• **Required task**: Go through the material and pull out every line with the string "color" in it.

Dataset rows about figures
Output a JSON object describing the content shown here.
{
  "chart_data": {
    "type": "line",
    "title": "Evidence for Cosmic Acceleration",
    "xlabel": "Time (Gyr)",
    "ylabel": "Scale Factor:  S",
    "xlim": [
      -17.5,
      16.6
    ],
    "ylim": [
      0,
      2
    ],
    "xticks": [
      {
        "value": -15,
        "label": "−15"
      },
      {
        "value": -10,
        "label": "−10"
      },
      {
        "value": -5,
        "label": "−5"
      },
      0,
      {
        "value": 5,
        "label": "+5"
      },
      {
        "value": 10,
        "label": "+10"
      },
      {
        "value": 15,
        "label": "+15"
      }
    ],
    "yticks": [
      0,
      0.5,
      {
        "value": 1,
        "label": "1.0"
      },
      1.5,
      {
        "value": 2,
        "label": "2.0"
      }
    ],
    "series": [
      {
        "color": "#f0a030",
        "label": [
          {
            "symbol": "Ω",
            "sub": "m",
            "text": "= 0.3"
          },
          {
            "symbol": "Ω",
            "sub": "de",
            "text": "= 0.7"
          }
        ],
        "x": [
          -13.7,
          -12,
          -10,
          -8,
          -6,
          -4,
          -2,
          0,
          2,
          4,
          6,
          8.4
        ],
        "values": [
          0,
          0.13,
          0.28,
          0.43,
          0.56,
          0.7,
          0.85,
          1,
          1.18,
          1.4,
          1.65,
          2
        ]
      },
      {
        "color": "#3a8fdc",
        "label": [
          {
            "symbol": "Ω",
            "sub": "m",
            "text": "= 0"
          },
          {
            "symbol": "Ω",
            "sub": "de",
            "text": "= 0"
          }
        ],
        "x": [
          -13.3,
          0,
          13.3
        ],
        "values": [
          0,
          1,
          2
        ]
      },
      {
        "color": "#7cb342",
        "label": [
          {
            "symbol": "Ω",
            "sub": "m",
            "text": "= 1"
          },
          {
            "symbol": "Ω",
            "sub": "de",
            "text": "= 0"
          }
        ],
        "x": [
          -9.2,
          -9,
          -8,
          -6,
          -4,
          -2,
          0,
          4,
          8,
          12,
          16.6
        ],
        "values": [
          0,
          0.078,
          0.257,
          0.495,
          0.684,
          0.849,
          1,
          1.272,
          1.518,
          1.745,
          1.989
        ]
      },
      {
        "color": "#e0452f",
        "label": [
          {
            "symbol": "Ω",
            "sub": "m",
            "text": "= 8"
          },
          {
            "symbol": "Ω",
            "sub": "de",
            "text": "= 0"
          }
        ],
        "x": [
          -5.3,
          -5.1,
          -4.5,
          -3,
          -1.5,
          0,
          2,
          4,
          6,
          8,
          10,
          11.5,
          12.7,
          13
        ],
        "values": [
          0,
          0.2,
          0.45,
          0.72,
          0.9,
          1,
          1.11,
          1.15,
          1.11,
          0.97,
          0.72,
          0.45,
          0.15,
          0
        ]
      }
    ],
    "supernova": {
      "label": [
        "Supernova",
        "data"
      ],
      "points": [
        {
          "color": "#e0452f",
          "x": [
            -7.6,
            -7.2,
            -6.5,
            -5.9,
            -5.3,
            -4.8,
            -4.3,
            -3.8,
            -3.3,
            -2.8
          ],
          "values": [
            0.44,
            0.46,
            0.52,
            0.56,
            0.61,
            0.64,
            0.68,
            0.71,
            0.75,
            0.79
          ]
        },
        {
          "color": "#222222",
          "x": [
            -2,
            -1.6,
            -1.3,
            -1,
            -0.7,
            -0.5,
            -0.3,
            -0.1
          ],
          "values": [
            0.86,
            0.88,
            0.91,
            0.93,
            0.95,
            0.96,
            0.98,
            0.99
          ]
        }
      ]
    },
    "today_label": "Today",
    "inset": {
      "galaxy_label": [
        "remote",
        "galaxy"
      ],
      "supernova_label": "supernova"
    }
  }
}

• **Answer to the exercise**:
        "color": "#f0a030",
        "color": "#3a8fdc",
        "color": "#7cb342",
        "color": "#e0452f",
          "color": "#e0452f",
          "color": "#222222",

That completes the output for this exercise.